DIRECTION
Scan the data below and pick out the lines containing the word "content".

EXERCISE INPUT

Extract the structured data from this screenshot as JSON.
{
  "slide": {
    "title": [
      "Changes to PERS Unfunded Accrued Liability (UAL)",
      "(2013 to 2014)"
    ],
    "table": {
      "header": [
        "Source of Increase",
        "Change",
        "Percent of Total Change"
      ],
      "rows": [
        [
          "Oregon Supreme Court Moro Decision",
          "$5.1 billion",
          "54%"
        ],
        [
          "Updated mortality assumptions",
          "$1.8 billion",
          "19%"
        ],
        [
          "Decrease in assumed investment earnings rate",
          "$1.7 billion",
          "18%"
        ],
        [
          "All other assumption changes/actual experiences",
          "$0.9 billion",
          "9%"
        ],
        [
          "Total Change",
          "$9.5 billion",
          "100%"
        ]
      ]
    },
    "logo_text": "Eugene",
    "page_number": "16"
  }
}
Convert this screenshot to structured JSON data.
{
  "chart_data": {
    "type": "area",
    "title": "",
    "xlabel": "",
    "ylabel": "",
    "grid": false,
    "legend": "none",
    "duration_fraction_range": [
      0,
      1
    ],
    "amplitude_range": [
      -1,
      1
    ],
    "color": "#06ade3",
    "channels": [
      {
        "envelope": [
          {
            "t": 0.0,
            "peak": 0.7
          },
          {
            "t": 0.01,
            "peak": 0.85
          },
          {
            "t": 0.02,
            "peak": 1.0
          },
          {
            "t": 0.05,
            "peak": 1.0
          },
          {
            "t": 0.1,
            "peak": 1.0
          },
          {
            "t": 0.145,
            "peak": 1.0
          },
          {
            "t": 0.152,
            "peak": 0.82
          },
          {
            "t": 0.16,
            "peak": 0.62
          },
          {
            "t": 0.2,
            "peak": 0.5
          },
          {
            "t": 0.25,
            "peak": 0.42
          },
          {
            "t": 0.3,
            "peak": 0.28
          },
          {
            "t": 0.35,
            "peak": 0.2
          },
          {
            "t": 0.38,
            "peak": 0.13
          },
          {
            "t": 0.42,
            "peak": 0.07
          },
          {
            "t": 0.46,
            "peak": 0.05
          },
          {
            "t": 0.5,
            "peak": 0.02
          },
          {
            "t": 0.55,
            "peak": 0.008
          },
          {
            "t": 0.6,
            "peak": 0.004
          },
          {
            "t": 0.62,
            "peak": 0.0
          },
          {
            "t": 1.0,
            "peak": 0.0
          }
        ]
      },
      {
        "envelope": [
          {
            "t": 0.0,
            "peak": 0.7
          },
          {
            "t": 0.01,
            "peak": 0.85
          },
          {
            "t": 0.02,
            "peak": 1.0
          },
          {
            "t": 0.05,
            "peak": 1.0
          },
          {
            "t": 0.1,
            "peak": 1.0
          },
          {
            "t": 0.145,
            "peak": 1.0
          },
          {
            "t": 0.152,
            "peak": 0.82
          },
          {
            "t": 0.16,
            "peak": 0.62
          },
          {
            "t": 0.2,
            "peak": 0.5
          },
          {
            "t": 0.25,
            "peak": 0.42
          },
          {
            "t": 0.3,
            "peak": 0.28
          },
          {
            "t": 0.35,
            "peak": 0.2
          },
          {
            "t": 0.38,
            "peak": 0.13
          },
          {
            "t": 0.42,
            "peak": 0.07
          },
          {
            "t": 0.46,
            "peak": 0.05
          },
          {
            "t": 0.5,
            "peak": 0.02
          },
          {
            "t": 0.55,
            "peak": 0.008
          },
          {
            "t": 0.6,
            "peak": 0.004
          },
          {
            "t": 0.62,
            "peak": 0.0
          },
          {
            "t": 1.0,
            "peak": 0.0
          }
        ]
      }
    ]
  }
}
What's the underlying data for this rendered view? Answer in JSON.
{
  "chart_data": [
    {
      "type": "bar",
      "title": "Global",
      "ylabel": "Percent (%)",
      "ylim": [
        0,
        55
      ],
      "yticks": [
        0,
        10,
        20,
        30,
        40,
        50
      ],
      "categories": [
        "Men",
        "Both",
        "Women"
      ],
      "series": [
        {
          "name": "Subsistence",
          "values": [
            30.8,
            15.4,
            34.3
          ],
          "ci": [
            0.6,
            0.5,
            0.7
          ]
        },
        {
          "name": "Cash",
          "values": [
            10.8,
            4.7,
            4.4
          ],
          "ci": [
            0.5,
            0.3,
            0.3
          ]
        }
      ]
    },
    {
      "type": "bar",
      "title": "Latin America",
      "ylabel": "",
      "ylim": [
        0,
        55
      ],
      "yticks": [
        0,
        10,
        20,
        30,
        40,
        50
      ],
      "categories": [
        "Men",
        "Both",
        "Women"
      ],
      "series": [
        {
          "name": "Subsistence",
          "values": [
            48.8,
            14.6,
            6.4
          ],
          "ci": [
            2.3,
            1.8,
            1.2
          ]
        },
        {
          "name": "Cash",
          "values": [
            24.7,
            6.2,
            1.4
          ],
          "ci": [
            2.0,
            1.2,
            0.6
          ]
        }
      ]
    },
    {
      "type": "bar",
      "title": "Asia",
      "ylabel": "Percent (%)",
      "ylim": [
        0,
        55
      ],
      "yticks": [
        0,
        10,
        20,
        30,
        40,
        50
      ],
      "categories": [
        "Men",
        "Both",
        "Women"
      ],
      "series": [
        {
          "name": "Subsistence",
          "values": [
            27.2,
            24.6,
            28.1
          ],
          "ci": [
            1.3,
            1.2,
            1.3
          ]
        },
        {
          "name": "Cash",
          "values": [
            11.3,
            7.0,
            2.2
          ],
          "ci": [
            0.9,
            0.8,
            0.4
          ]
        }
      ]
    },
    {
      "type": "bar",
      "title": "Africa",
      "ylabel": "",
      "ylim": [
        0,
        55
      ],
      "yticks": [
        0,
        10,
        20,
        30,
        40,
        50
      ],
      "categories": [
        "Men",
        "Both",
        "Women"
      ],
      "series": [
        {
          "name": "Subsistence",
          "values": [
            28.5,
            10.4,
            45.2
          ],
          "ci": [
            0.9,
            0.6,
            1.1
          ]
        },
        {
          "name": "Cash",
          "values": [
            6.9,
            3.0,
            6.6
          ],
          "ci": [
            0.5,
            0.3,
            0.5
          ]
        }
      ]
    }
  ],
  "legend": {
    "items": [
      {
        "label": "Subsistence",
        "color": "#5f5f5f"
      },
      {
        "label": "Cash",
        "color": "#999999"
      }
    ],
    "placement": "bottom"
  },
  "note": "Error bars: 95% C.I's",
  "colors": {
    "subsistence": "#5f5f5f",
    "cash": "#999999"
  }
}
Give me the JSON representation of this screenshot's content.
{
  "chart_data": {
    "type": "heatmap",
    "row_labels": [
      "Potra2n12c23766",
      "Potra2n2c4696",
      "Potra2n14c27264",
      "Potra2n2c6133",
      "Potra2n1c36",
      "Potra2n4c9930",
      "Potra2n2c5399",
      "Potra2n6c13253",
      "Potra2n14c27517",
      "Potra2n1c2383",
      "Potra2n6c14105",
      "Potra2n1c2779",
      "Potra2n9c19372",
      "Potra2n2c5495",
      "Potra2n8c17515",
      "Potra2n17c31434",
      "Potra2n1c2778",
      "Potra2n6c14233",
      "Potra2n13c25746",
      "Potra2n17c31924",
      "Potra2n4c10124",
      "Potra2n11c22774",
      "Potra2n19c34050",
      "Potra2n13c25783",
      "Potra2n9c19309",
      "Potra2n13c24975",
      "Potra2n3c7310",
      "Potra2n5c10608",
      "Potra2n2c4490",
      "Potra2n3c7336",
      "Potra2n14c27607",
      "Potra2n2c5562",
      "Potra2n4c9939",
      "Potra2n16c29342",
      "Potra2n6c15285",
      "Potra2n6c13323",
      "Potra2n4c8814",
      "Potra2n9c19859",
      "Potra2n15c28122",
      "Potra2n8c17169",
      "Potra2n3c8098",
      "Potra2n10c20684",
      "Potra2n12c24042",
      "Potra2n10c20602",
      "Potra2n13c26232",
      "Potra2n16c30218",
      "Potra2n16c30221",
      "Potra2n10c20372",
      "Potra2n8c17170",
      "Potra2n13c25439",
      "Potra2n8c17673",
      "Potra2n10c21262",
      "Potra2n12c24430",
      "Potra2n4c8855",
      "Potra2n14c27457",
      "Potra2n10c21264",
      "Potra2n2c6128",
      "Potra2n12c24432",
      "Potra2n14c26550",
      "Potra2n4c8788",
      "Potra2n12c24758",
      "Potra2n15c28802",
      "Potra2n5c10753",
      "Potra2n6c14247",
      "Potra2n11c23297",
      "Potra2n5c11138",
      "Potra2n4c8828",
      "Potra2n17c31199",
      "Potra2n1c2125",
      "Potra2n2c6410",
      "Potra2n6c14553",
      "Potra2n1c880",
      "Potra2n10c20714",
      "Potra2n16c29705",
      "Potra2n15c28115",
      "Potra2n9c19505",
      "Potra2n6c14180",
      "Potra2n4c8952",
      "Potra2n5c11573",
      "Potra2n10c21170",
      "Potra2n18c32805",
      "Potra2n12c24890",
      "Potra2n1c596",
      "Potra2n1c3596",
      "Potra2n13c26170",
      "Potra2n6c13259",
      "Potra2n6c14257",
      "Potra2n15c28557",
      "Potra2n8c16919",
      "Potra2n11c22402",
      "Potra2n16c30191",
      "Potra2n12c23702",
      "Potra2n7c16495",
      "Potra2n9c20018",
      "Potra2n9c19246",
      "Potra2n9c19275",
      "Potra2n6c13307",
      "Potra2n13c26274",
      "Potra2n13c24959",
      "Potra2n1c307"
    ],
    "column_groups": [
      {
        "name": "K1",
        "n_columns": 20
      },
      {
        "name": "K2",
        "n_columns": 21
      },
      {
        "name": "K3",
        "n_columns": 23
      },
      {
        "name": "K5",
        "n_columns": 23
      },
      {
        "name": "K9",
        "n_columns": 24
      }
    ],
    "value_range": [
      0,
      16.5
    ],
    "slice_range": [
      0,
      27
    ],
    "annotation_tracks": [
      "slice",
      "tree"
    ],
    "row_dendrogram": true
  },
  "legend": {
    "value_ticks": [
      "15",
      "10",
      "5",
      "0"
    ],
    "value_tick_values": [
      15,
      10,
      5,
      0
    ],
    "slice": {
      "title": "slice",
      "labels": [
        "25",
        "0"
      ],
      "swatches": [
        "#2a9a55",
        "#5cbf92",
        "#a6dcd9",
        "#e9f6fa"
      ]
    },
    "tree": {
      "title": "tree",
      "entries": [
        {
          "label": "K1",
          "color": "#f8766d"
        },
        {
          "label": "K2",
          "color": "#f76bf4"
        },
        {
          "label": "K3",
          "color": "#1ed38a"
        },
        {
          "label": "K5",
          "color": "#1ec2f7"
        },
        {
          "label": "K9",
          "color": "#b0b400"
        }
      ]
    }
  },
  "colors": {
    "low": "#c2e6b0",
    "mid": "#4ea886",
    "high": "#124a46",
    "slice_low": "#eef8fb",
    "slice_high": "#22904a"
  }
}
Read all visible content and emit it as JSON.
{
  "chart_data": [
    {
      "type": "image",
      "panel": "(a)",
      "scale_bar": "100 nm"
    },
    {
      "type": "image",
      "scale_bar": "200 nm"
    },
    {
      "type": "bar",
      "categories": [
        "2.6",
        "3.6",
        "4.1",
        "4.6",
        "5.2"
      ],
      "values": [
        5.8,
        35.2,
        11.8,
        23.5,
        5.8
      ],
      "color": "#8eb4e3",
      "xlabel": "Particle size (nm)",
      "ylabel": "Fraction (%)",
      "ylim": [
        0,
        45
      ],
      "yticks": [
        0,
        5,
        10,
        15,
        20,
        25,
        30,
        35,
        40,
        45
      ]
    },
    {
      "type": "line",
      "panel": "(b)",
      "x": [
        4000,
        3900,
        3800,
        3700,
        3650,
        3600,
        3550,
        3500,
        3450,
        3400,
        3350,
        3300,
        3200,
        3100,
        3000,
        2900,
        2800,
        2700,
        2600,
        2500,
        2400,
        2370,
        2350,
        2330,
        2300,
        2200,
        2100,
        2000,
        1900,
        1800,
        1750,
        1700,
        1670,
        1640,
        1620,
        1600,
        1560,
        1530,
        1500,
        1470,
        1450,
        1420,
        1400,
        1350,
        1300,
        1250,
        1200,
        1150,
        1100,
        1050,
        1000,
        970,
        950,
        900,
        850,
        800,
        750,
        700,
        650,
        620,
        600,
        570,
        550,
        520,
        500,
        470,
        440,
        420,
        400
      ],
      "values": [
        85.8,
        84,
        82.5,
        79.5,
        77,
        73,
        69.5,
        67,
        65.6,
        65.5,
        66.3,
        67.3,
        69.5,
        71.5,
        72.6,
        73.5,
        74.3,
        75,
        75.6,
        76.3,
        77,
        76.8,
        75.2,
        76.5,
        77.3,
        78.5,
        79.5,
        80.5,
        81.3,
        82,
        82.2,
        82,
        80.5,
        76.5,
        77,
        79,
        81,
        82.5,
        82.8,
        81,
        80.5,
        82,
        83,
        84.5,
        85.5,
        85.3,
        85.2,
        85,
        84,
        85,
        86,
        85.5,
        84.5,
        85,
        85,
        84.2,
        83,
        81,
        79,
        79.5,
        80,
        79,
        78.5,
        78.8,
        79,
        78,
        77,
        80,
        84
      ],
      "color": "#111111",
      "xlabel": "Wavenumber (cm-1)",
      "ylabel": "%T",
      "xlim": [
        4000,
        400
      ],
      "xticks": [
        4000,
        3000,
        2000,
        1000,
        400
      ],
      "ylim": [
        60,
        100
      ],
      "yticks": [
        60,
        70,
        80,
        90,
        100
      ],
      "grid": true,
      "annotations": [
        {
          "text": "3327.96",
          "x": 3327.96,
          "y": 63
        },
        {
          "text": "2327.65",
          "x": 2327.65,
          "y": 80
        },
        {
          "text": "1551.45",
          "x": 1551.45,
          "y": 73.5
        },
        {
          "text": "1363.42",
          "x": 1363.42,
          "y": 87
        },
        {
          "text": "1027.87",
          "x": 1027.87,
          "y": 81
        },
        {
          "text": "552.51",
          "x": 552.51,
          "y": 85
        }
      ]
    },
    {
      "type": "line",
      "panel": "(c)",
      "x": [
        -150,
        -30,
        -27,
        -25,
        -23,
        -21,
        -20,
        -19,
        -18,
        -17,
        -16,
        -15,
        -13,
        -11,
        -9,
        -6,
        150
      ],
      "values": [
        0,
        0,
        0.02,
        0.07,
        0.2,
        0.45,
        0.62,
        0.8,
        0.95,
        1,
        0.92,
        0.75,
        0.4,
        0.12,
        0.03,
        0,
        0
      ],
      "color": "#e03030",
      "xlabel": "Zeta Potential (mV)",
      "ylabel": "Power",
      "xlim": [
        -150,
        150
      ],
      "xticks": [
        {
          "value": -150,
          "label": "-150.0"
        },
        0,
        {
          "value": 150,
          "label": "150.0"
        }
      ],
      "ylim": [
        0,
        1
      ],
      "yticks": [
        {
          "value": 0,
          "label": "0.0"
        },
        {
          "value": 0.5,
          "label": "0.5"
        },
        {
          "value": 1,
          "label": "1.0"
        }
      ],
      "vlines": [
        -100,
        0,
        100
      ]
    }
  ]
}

WRITTEN ANSWER
Give me the JSON representation of this screenshot's content.
Read all visible content and emit it as JSON.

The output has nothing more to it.